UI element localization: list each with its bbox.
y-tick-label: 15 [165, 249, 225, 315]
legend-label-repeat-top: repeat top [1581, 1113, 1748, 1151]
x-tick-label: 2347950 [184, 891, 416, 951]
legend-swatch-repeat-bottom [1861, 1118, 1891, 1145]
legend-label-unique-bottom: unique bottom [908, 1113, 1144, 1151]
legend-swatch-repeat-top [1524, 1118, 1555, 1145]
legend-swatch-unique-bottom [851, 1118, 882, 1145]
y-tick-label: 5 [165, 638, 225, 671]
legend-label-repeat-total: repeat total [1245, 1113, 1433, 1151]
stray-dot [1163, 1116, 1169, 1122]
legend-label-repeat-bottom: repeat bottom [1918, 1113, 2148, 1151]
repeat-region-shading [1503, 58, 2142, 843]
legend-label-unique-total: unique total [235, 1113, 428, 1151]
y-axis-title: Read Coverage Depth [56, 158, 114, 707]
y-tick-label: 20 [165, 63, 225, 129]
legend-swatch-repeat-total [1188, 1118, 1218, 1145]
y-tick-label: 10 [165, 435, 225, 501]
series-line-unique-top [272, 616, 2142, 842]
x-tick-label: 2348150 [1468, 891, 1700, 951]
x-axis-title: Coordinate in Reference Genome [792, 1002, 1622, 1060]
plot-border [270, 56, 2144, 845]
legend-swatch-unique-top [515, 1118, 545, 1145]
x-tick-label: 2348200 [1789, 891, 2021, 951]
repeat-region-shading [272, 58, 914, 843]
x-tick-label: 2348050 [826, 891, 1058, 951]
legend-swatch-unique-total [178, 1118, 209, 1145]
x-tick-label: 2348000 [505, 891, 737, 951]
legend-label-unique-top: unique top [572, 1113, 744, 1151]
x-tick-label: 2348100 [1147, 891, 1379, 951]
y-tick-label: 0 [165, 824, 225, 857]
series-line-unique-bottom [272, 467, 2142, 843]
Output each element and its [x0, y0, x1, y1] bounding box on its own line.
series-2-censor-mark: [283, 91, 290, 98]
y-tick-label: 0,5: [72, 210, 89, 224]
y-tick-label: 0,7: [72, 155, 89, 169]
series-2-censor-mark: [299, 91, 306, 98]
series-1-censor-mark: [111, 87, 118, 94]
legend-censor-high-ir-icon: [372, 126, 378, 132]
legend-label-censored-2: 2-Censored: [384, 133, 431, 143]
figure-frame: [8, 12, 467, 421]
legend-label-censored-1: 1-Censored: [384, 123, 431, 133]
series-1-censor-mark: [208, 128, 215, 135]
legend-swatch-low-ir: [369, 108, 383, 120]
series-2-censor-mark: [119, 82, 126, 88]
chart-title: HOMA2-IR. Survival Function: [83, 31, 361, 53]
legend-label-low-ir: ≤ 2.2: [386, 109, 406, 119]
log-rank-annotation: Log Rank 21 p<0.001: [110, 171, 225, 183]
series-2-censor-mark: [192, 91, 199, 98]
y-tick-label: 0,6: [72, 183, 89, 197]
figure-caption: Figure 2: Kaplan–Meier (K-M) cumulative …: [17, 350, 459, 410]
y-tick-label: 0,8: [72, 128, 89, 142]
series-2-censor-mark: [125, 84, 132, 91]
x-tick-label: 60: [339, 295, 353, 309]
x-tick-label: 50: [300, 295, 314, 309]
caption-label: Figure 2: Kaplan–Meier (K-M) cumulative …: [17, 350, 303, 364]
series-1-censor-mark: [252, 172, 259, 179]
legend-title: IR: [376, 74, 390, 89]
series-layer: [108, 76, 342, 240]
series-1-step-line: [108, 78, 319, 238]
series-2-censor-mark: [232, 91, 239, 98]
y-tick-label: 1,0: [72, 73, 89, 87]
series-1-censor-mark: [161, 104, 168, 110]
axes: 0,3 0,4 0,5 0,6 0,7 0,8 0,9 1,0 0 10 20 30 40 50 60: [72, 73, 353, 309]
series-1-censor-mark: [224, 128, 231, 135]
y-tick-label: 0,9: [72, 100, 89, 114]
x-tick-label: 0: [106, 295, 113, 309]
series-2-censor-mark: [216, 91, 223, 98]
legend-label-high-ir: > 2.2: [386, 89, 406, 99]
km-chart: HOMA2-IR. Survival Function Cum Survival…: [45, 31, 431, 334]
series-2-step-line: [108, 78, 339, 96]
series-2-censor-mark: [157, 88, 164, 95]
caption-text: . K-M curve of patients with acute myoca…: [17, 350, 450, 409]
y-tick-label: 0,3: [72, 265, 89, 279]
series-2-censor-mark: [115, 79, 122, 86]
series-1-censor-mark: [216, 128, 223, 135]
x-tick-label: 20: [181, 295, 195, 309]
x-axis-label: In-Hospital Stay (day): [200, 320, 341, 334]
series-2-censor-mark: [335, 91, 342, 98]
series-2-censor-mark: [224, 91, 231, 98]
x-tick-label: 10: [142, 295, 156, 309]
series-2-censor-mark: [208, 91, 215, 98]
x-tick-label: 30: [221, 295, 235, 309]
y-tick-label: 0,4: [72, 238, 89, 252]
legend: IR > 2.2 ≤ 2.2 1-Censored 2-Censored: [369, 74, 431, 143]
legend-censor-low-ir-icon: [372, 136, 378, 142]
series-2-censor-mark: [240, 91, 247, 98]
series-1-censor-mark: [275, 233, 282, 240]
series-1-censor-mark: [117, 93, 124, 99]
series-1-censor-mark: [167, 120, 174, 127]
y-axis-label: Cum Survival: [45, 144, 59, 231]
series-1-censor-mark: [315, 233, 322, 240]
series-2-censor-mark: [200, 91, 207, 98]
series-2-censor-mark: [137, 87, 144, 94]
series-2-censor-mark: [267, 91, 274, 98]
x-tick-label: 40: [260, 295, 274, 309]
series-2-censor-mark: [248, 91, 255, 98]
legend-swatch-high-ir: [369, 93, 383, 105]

+++

**WORK ITEM**.
Taking the listing above, write all of it out exactly.

**ANSWER SPACE**.
UI element localization: list each with its bbox.
y-tick-label: 15 [165, 249, 225, 315]
legend-label-repeat-top: repeat top [1581, 1113, 1748, 1151]
x-tick-label: 2347950 [184, 891, 416, 951]
legend-swatch-repeat-bottom [1861, 1118, 1891, 1145]
legend-label-unique-bottom: unique bottom [908, 1113, 1144, 1151]
legend-swatch-repeat-top [1524, 1118, 1555, 1145]
legend-swatch-unique-bottom [851, 1118, 882, 1145]
y-tick-label: 5 [165, 638, 225, 671]
legend-label-repeat-total: repeat total [1245, 1113, 1433, 1151]
stray-dot [1163, 1116, 1169, 1122]
legend-label-repeat-bottom: repeat bottom [1918, 1113, 2148, 1151]
repeat-region-shading [1503, 58, 2142, 843]
legend-label-unique-total: unique total [235, 1113, 428, 1151]
y-axis-title: Read Coverage Depth [56, 158, 114, 707]
y-tick-label: 20 [165, 63, 225, 129]
legend-swatch-repeat-total [1188, 1118, 1218, 1145]
y-tick-label: 10 [165, 435, 225, 501]
series-line-unique-top [272, 616, 2142, 842]
x-tick-label: 2348150 [1468, 891, 1700, 951]
x-axis-title: Coordinate in Reference Genome [792, 1002, 1622, 1060]
plot-border [270, 56, 2144, 845]
legend-swatch-unique-top [515, 1118, 545, 1145]
x-tick-label: 2348200 [1789, 891, 2021, 951]
repeat-region-shading [272, 58, 914, 843]
x-tick-label: 2348050 [826, 891, 1058, 951]
legend-swatch-unique-total [178, 1118, 209, 1145]
x-tick-label: 2348000 [505, 891, 737, 951]
legend-label-unique-top: unique top [572, 1113, 744, 1151]
x-tick-label: 2348100 [1147, 891, 1379, 951]
y-tick-label: 0 [165, 824, 225, 857]
series-line-unique-bottom [272, 467, 2142, 843]
Output each element and its [x0, y0, x1, y1] bounding box on its own line.
series-2-censor-mark: [283, 91, 290, 98]
y-tick-label: 0,5: [72, 210, 89, 224]
y-tick-label: 0,7: [72, 155, 89, 169]
series-2-censor-mark: [299, 91, 306, 98]
series-1-censor-mark: [111, 87, 118, 94]
legend-censor-high-ir-icon: [372, 126, 378, 132]
legend-label-censored-2: 2-Censored: [384, 133, 431, 143]
figure-frame: [8, 12, 467, 421]
legend-label-censored-1: 1-Censored: [384, 123, 431, 133]
series-1-censor-mark: [208, 128, 215, 135]
legend-swatch-low-ir: [369, 108, 383, 120]
series-2-censor-mark: [119, 82, 126, 88]
chart-title: HOMA2-IR. Survival Function: [83, 31, 361, 53]
legend-label-low-ir: ≤ 2.2: [386, 109, 406, 119]
log-rank-annotation: Log Rank 21 p<0.001: [110, 171, 225, 183]
series-2-censor-mark: [192, 91, 199, 98]
y-tick-label: 0,6: [72, 183, 89, 197]
figure-caption: Figure 2: Kaplan–Meier (K-M) cumulative …: [17, 350, 459, 410]
y-tick-label: 0,8: [72, 128, 89, 142]
series-2-censor-mark: [125, 84, 132, 91]
x-tick-label: 60: [339, 295, 353, 309]
x-tick-label: 50: [300, 295, 314, 309]
caption-label: Figure 2: Kaplan–Meier (K-M) cumulative …: [17, 350, 303, 364]
series-1-censor-mark: [252, 172, 259, 179]
legend-title: IR: [376, 74, 390, 89]
series-layer: [108, 76, 342, 240]
series-1-step-line: [108, 78, 319, 238]
series-2-censor-mark: [232, 91, 239, 98]
y-tick-label: 1,0: [72, 73, 89, 87]
series-1-censor-mark: [161, 104, 168, 110]
axes: 0,3 0,4 0,5 0,6 0,7 0,8 0,9 1,0 0 10 20 30 40 50 60: [72, 73, 353, 309]
series-1-censor-mark: [224, 128, 231, 135]
y-tick-label: 0,9: [72, 100, 89, 114]
x-tick-label: 0: [106, 295, 113, 309]
series-2-censor-mark: [216, 91, 223, 98]
legend-label-high-ir: > 2.2: [386, 89, 406, 99]
km-chart: HOMA2-IR. Survival Function Cum Survival…: [45, 31, 431, 334]
series-2-step-line: [108, 78, 339, 96]
series-2-censor-mark: [157, 88, 164, 95]
caption-text: . K-M curve of patients with acute myoca…: [17, 350, 450, 409]
y-tick-label: 0,3: [72, 265, 89, 279]
series-2-censor-mark: [115, 79, 122, 86]
series-1-censor-mark: [216, 128, 223, 135]
x-tick-label: 20: [181, 295, 195, 309]
x-axis-label: In-Hospital Stay (day): [200, 320, 341, 334]
series-2-censor-mark: [335, 91, 342, 98]
series-2-censor-mark: [224, 91, 231, 98]
x-tick-label: 10: [142, 295, 156, 309]
series-2-censor-mark: [208, 91, 215, 98]
x-tick-label: 30: [221, 295, 235, 309]
y-tick-label: 0,4: [72, 238, 89, 252]
legend: IR > 2.2 ≤ 2.2 1-Censored 2-Censored: [369, 74, 431, 143]
legend-censor-low-ir-icon: [372, 136, 378, 142]
series-2-censor-mark: [240, 91, 247, 98]
series-1-censor-mark: [275, 233, 282, 240]
series-1-censor-mark: [117, 93, 124, 99]
series-1-censor-mark: [167, 120, 174, 127]
y-axis-label: Cum Survival: [45, 144, 59, 231]
series-1-censor-mark: [315, 233, 322, 240]
series-2-censor-mark: [200, 91, 207, 98]
series-2-censor-mark: [137, 87, 144, 94]
series-2-censor-mark: [267, 91, 274, 98]
x-tick-label: 40: [260, 295, 274, 309]
series-2-censor-mark: [248, 91, 255, 98]
legend-swatch-high-ir: [369, 93, 383, 105]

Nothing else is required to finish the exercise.